■ Recorded data
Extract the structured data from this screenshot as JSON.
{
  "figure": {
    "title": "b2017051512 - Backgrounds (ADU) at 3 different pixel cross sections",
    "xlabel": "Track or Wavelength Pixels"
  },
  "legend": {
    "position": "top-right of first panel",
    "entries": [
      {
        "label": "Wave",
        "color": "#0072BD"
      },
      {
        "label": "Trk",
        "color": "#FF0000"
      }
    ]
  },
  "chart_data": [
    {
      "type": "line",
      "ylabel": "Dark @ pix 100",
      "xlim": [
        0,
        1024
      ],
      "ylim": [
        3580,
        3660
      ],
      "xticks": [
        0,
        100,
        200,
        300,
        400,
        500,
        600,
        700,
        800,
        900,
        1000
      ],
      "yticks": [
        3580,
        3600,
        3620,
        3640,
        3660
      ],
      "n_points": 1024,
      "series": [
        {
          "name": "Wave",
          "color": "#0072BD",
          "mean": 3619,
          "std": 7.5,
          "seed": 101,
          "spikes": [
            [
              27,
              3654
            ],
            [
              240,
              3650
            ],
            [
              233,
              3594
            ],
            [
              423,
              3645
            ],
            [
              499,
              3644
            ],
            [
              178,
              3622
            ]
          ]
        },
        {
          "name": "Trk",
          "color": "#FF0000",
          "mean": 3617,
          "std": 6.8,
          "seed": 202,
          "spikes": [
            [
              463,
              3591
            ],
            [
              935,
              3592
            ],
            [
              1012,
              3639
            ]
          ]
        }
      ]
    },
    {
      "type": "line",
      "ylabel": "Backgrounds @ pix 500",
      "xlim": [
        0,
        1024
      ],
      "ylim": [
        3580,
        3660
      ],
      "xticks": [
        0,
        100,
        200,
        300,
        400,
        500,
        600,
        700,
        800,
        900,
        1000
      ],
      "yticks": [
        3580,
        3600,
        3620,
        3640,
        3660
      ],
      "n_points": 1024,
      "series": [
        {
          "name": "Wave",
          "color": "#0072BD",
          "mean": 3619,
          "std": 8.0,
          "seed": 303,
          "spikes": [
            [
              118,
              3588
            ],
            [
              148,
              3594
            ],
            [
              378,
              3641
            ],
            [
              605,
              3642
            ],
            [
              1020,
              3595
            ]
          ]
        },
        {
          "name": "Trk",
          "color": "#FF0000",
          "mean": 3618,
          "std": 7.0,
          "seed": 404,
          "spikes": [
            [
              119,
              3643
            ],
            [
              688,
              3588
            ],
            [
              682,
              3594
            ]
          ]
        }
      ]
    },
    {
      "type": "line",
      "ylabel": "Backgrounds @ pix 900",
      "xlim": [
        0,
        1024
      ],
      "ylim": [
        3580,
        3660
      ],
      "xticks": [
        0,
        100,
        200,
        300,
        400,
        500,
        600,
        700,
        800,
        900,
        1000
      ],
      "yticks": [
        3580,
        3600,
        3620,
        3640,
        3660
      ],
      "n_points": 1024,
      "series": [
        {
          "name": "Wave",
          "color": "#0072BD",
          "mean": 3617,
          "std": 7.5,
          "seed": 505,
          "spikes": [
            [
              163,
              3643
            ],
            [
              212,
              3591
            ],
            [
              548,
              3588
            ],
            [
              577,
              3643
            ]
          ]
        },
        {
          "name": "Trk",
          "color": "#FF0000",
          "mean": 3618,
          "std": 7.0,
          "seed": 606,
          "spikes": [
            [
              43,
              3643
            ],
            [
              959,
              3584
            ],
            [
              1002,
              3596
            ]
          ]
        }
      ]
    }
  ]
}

■ Directions for this task
Show each line of the data that contains the string "seed".

■ Exercise result
          "seed": 101,
          "seed": 202,
          "seed": 303,
          "seed": 404,
          "seed": 505,
          "seed": 606,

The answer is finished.